* Set exercise: Quote precisely the final stretch of the listing: start at the line containing "OCR this image." and stop after the last line.

* Recorded information:
________________________________________
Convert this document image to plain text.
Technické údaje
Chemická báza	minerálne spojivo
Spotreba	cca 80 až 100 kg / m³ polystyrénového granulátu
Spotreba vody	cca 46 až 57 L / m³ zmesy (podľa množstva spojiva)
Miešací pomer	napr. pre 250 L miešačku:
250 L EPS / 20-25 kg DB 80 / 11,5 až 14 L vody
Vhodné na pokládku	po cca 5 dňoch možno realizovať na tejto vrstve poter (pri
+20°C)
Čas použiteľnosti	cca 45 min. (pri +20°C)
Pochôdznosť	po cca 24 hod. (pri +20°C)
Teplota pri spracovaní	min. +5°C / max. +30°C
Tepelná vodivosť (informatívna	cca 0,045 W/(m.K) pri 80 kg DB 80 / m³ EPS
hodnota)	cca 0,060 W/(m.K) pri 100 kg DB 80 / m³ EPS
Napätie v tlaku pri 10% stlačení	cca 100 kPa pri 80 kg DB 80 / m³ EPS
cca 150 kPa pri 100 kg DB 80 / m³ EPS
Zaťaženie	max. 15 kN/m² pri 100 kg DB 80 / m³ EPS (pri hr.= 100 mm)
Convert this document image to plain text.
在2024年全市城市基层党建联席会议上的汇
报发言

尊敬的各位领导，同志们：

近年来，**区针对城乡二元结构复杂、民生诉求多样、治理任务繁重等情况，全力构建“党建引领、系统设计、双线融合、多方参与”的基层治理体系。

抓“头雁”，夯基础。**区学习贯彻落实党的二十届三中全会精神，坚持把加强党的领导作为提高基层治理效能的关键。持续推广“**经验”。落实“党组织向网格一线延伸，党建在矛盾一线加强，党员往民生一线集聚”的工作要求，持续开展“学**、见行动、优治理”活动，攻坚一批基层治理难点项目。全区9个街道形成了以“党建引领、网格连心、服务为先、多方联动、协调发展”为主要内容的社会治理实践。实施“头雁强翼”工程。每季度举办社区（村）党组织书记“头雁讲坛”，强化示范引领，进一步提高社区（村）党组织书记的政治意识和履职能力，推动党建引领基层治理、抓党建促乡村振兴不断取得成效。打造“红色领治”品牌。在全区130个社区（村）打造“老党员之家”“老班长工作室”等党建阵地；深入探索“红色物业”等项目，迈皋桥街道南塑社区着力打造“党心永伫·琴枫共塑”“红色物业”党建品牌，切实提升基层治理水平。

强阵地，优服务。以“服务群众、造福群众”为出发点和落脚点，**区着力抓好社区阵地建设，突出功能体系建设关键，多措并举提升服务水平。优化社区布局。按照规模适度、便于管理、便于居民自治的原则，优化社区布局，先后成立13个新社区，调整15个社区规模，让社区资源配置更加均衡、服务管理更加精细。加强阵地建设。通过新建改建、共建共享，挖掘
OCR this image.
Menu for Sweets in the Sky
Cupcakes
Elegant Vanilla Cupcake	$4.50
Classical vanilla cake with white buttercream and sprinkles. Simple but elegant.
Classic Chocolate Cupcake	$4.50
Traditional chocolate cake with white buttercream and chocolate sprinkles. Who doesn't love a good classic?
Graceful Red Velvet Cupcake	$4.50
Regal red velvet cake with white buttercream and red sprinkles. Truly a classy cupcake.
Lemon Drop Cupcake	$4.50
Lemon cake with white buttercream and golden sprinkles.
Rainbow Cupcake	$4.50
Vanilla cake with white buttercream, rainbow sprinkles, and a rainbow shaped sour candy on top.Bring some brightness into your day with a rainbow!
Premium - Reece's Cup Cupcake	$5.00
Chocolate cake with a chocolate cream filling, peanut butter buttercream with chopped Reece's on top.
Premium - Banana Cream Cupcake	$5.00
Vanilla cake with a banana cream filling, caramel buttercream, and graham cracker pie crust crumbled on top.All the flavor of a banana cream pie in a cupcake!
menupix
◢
________________________________________
* Exercise output:
OCR this image.
Menu for Sweets in the Sky
Cupcakes
Elegant Vanilla Cupcake	$4.50
Classical vanilla cake with white buttercream and sprinkles. Simple but elegant.
Classic Chocolate Cupcake	$4.50
Traditional chocolate cake with white buttercream and chocolate sprinkles. Who doesn't love a good classic?
Graceful Red Velvet Cupcake	$4.50
Regal red velvet cake with white buttercream and red sprinkles. Truly a classy cupcake.
Lemon Drop Cupcake	$4.50
Lemon cake with white buttercream and golden sprinkles.
Rainbow Cupcake	$4.50
Vanilla cake with white buttercream, rainbow sprinkles, and a rainbow shaped sour candy on top.Bring some brightness into your day with a rainbow!
Premium - Reece's Cup Cupcake	$5.00
Chocolate cake with a chocolate cream filling, peanut butter buttercream with chopped Reece's on top.
Premium - Banana Cream Cupcake	$5.00
Vanilla cake with a banana cream filling, caramel buttercream, and graham cracker pie crust crumbled on top.All the flavor of a banana cream pie in a cupcake!
menupix
◢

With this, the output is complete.